======== PROVIDED DATA ========

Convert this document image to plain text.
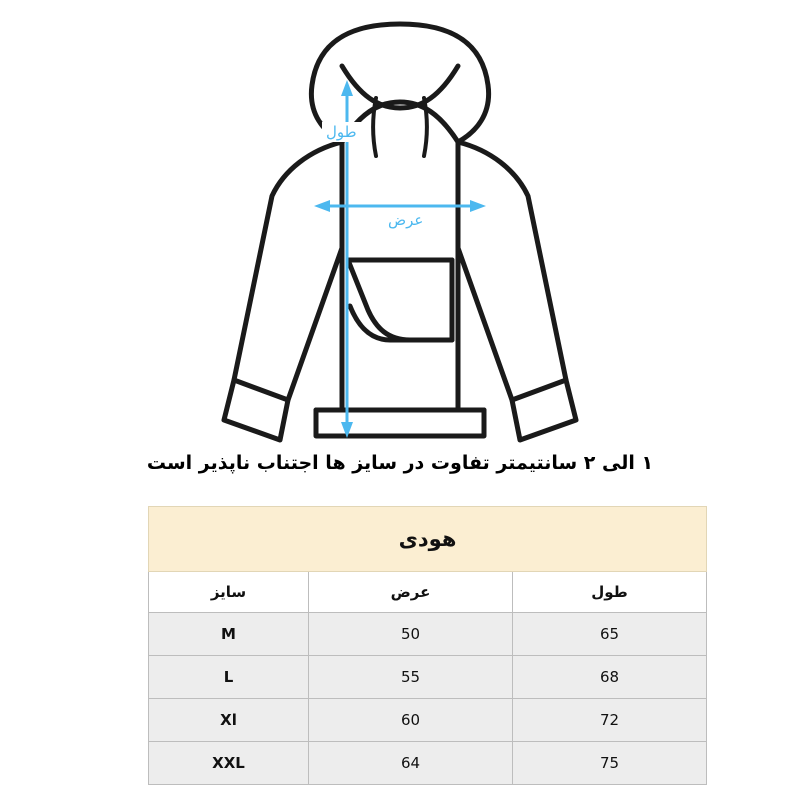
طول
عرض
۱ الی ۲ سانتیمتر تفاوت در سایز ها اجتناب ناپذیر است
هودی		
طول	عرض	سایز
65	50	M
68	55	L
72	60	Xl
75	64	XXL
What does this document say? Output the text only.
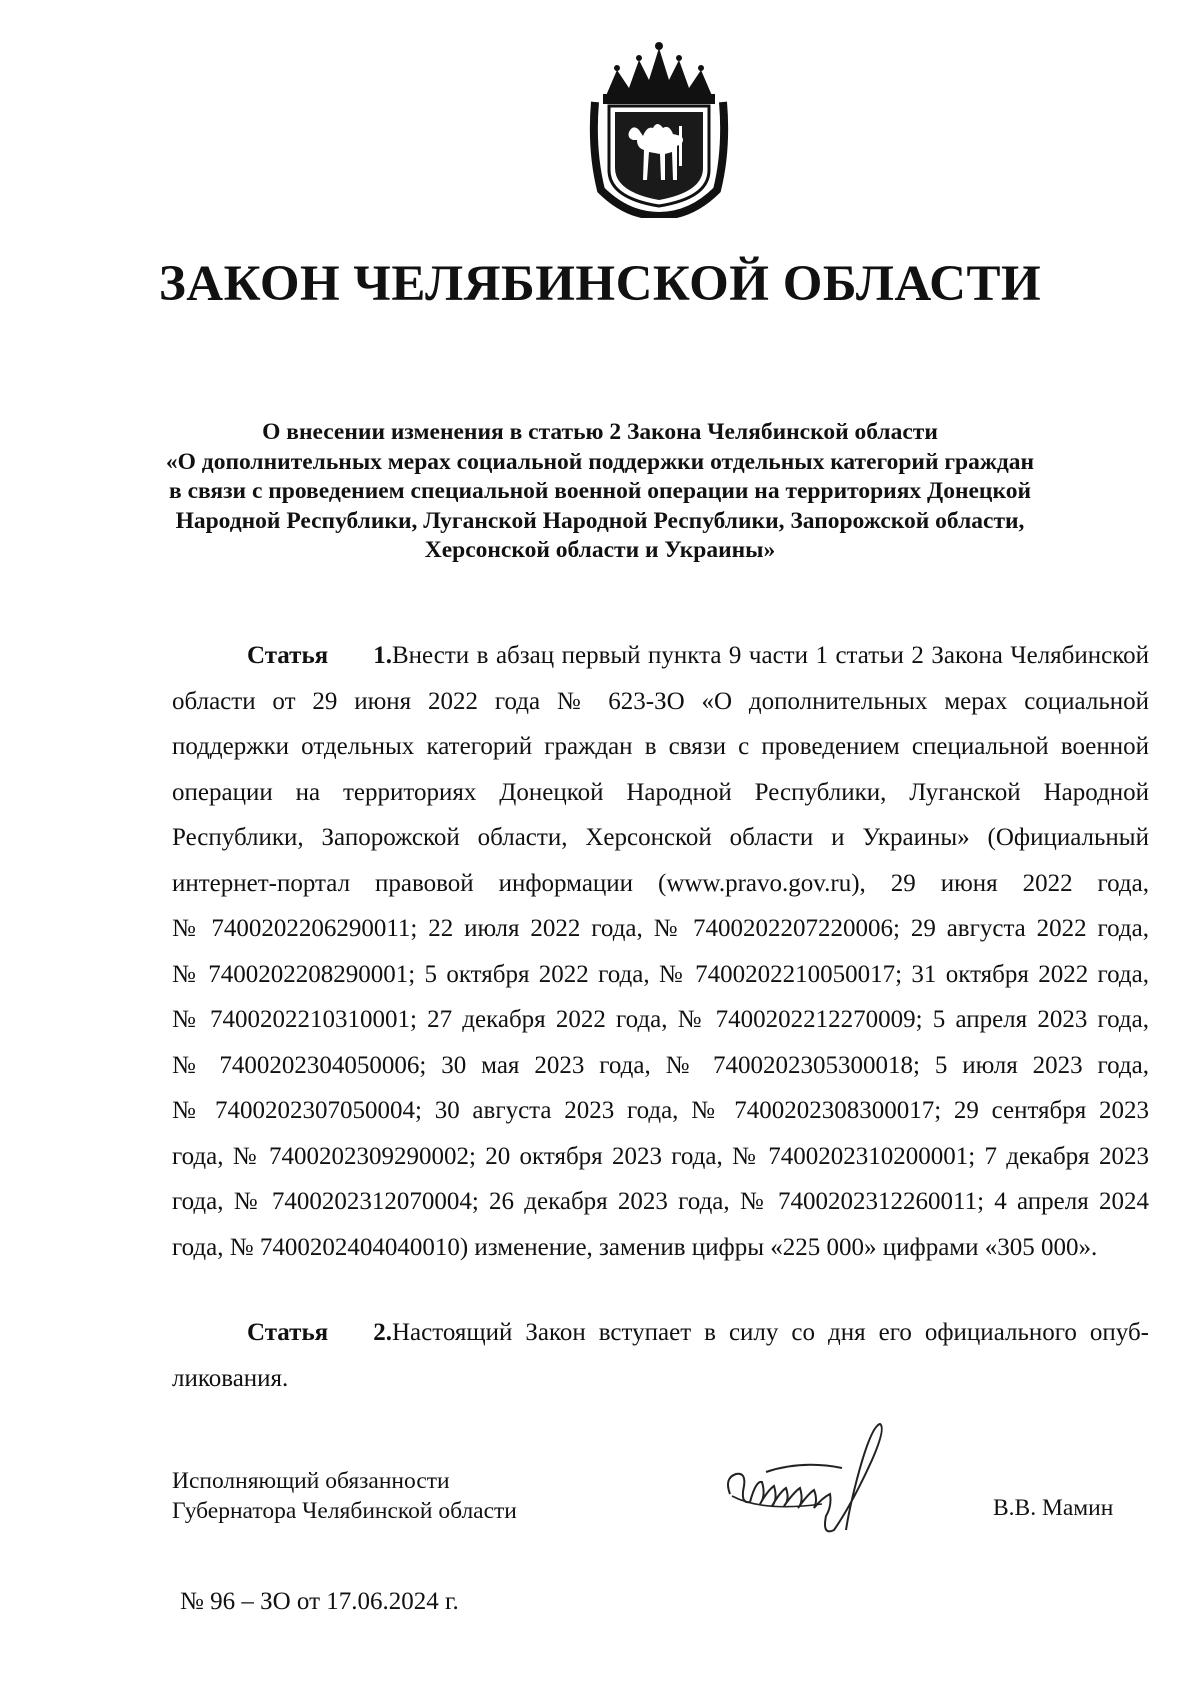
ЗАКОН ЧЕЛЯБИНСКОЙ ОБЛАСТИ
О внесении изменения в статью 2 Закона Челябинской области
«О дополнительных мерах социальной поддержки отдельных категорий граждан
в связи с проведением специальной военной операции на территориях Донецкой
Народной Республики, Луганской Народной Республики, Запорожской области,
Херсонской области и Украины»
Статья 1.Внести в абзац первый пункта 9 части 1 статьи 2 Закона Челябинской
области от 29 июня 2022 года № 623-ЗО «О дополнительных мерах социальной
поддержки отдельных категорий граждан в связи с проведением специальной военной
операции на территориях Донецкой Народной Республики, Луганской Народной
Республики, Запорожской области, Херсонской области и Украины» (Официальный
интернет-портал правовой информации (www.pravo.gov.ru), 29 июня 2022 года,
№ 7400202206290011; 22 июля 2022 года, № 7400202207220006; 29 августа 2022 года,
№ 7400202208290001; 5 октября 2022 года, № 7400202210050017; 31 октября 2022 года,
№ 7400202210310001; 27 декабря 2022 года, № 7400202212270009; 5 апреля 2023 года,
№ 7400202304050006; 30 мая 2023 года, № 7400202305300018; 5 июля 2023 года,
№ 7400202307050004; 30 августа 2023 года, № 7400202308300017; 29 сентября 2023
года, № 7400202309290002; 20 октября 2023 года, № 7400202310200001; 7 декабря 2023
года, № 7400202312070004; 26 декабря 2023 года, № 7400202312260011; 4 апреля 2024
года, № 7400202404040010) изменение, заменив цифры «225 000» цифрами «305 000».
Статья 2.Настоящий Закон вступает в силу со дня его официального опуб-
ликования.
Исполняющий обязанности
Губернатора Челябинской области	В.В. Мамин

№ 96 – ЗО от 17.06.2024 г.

========

- **SET TASK**: Transcribe the whole listing, character for character, but not its images.

- **SOLUTION**:
Convert this document image to plain text.
طول
عرض
۱ الی ۲ سانتیمتر تفاوت در سایز ها اجتناب ناپذیر است
هودی		
طول	عرض	سایز
65	50	M
68	55	L
72	60	Xl
75	64	XXL
What does this document say? Output the text only.
ЗАКОН ЧЕЛЯБИНСКОЙ ОБЛАСТИ
О внесении изменения в статью 2 Закона Челябинской области
«О дополнительных мерах социальной поддержки отдельных категорий граждан
в связи с проведением специальной военной операции на территориях Донецкой
Народной Республики, Луганской Народной Республики, Запорожской области,
Херсонской области и Украины»
Статья 1.Внести в абзац первый пункта 9 части 1 статьи 2 Закона Челябинской
области от 29 июня 2022 года № 623-ЗО «О дополнительных мерах социальной
поддержки отдельных категорий граждан в связи с проведением специальной военной
операции на территориях Донецкой Народной Республики, Луганской Народной
Республики, Запорожской области, Херсонской области и Украины» (Официальный
интернет-портал правовой информации (www.pravo.gov.ru), 29 июня 2022 года,
№ 7400202206290011; 22 июля 2022 года, № 7400202207220006; 29 августа 2022 года,
№ 7400202208290001; 5 октября 2022 года, № 7400202210050017; 31 октября 2022 года,
№ 7400202210310001; 27 декабря 2022 года, № 7400202212270009; 5 апреля 2023 года,
№ 7400202304050006; 30 мая 2023 года, № 7400202305300018; 5 июля 2023 года,
№ 7400202307050004; 30 августа 2023 года, № 7400202308300017; 29 сентября 2023
года, № 7400202309290002; 20 октября 2023 года, № 7400202310200001; 7 декабря 2023
года, № 7400202312070004; 26 декабря 2023 года, № 7400202312260011; 4 апреля 2024
года, № 7400202404040010) изменение, заменив цифры «225 000» цифрами «305 000».
Статья 2.Настоящий Закон вступает в силу со дня его официального опуб-
ликования.
Исполняющий обязанности
Губернатора Челябинской области	В.В. Мамин

№ 96 – ЗО от 17.06.2024 г.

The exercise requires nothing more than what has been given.